* **Request**:
Copy, in full, each line of the material that holds the word "network".

________________________

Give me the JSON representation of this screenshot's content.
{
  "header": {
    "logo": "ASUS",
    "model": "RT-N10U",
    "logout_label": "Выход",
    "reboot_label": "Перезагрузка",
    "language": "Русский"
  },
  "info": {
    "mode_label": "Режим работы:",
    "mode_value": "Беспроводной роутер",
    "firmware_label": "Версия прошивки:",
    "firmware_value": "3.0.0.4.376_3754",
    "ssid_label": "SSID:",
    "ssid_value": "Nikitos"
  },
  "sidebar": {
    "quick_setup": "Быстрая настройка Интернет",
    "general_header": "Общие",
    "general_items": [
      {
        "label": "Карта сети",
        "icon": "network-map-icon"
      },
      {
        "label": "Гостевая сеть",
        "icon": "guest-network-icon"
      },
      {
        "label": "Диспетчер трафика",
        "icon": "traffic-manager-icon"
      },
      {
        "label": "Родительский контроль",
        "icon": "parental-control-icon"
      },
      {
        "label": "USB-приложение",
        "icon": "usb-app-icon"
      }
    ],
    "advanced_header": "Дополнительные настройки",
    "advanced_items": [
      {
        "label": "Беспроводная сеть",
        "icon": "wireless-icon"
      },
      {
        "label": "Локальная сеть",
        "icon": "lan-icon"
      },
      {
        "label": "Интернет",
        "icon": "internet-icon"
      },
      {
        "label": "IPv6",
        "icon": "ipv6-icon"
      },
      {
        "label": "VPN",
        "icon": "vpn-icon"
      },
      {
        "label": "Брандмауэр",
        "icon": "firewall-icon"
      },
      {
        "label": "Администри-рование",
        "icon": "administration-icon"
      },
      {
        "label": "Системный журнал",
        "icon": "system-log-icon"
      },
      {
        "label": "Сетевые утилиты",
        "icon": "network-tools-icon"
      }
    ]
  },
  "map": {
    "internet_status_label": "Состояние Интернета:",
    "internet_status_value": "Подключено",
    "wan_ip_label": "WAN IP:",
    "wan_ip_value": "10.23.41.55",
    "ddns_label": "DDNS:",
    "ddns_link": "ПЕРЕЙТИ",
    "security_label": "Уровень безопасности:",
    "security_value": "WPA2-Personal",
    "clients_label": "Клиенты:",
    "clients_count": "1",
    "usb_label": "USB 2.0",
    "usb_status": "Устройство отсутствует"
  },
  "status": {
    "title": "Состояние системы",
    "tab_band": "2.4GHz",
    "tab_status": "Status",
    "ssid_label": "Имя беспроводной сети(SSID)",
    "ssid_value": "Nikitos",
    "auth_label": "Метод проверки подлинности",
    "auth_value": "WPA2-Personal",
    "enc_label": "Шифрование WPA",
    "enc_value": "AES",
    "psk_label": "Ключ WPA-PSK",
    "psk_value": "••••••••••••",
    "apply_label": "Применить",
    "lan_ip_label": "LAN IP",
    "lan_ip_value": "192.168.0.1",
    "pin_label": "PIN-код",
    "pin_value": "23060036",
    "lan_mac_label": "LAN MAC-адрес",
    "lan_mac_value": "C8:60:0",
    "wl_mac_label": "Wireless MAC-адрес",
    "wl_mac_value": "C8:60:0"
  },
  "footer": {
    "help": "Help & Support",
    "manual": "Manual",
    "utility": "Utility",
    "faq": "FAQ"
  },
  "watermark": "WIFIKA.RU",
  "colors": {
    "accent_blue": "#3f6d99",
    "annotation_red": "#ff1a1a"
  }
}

________________________

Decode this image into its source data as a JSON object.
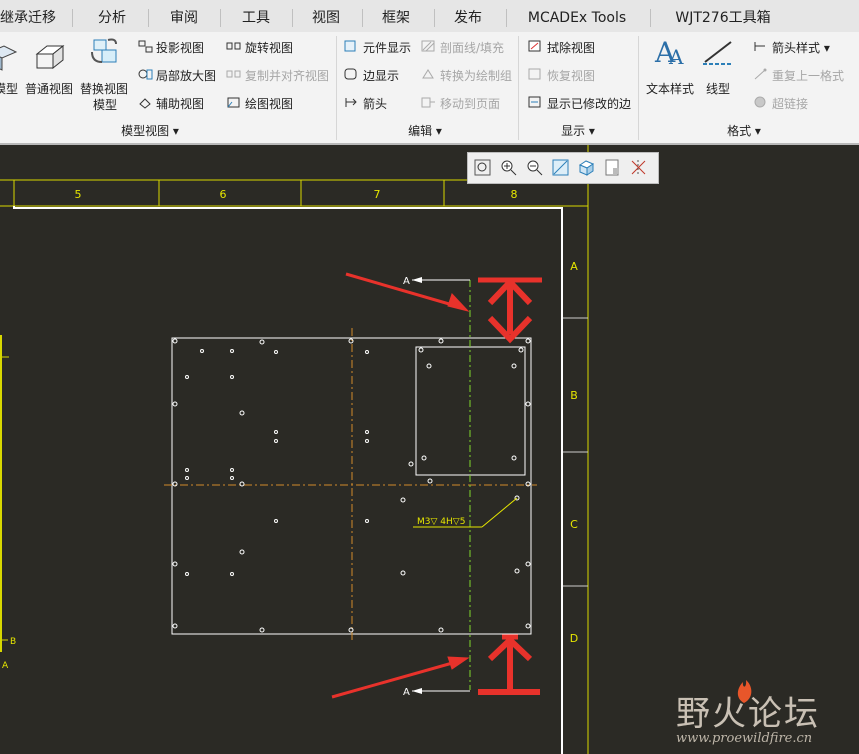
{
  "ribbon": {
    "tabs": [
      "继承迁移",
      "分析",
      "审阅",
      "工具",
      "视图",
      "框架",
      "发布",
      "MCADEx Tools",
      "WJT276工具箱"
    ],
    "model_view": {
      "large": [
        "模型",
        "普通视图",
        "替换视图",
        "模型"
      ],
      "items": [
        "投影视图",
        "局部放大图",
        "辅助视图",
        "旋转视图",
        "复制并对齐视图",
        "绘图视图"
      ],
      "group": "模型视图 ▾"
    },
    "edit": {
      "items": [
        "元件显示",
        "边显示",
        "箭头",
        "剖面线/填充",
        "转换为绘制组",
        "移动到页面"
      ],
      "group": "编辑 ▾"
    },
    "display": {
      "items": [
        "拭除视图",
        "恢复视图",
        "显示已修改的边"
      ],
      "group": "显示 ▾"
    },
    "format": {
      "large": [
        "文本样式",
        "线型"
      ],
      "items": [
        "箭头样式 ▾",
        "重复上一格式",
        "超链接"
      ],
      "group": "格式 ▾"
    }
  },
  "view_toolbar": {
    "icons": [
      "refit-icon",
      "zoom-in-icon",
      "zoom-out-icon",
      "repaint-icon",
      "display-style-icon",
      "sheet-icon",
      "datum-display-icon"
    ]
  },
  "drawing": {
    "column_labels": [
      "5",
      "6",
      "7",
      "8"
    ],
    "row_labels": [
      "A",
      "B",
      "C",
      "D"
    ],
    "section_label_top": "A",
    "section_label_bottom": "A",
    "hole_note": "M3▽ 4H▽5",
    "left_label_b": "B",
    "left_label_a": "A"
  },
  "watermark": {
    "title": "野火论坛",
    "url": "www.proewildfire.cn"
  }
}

________________________

* **Complete output**:
        "icon": "network-map-icon"
        "icon": "guest-network-icon"
        "icon": "network-tools-icon"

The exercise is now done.